Take every line from the listing below that contains "JSON".
..............................
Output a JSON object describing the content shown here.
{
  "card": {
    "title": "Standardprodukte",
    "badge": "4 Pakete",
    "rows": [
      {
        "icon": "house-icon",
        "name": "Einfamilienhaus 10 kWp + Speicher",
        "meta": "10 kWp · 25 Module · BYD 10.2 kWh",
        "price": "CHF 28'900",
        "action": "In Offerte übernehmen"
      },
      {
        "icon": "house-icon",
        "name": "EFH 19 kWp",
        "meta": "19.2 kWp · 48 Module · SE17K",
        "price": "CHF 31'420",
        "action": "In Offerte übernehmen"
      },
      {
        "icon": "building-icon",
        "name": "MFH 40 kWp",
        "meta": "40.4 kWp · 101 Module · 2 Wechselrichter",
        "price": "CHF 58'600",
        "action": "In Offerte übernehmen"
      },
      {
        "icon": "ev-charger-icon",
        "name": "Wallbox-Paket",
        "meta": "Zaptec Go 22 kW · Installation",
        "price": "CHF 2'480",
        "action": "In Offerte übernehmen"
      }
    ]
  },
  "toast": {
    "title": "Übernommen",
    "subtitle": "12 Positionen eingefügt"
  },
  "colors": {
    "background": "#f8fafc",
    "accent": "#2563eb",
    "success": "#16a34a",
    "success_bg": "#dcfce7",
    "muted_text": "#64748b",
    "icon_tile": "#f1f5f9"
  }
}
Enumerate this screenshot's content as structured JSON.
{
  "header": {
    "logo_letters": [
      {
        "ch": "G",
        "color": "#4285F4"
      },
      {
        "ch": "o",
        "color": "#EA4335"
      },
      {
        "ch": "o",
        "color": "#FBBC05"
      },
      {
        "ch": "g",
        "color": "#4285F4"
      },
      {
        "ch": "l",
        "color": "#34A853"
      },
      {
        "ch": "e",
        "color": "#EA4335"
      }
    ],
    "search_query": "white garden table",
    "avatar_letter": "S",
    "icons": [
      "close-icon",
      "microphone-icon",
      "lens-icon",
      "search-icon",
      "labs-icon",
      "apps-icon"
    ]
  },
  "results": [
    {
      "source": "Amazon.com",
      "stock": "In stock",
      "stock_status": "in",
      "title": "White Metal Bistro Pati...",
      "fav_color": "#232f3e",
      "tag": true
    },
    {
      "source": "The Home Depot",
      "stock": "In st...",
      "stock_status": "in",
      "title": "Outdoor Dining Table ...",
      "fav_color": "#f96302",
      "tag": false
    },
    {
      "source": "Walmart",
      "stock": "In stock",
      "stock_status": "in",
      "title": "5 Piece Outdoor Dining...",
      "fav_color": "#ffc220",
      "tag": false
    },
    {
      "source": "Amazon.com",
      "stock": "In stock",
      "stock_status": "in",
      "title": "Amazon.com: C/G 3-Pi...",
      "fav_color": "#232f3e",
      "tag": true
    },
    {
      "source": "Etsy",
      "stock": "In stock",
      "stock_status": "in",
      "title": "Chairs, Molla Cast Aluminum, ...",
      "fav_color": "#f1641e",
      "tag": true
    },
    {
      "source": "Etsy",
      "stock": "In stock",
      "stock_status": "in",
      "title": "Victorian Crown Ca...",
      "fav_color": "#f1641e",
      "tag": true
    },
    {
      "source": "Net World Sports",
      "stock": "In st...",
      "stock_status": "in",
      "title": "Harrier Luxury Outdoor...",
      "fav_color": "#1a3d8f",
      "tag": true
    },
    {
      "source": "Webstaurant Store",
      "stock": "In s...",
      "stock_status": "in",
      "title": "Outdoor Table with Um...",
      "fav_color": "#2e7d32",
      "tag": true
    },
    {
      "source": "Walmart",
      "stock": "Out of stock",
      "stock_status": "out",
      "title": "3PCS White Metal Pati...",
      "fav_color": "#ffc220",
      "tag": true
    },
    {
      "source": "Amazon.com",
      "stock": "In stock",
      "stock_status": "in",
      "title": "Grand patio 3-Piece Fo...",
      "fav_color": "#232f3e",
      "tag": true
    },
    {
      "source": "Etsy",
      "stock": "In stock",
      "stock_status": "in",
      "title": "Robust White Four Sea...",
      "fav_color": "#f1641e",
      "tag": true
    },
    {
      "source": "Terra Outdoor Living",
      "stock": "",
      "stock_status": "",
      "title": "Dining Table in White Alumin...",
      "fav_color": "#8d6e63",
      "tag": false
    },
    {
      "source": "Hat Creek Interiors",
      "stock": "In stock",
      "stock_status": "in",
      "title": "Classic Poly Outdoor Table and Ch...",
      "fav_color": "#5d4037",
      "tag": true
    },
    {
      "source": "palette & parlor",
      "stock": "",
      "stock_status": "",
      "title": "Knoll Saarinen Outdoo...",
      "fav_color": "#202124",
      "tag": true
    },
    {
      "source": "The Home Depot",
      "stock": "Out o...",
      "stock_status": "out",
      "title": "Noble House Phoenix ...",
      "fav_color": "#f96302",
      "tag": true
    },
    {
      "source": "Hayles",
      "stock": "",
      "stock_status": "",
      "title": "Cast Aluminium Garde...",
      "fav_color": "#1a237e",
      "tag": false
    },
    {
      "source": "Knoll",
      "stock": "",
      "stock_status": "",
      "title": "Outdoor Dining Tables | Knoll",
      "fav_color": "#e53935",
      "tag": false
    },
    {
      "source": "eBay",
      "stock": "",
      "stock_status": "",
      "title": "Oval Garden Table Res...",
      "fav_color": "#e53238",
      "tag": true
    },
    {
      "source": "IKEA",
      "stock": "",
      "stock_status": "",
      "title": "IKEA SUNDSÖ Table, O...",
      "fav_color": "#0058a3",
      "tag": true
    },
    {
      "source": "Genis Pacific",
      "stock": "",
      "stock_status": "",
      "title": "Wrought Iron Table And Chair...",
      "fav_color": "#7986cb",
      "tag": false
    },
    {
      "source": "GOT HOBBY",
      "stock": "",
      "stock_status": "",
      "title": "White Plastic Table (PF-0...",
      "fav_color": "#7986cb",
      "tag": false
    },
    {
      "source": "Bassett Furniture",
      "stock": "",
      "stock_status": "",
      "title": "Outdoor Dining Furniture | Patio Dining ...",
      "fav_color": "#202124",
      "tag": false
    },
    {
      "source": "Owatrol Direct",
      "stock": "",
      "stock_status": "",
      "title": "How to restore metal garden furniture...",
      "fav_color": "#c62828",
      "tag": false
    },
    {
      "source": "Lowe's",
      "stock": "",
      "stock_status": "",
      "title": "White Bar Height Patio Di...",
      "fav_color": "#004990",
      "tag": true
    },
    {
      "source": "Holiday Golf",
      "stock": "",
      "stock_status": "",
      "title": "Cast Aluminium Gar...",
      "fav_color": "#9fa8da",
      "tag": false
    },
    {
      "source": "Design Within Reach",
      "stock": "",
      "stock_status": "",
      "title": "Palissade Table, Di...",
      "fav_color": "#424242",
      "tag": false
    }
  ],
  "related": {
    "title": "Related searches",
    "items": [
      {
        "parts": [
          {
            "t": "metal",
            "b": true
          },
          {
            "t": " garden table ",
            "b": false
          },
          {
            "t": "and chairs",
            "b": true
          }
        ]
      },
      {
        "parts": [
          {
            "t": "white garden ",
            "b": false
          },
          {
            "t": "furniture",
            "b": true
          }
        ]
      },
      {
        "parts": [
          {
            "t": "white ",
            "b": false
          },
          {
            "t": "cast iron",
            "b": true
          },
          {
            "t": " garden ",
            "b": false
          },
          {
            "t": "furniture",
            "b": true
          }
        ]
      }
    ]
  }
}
..............................
● **Complete output**
Output a JSON object describing the content shown here.
Enumerate this screenshot's content as structured JSON.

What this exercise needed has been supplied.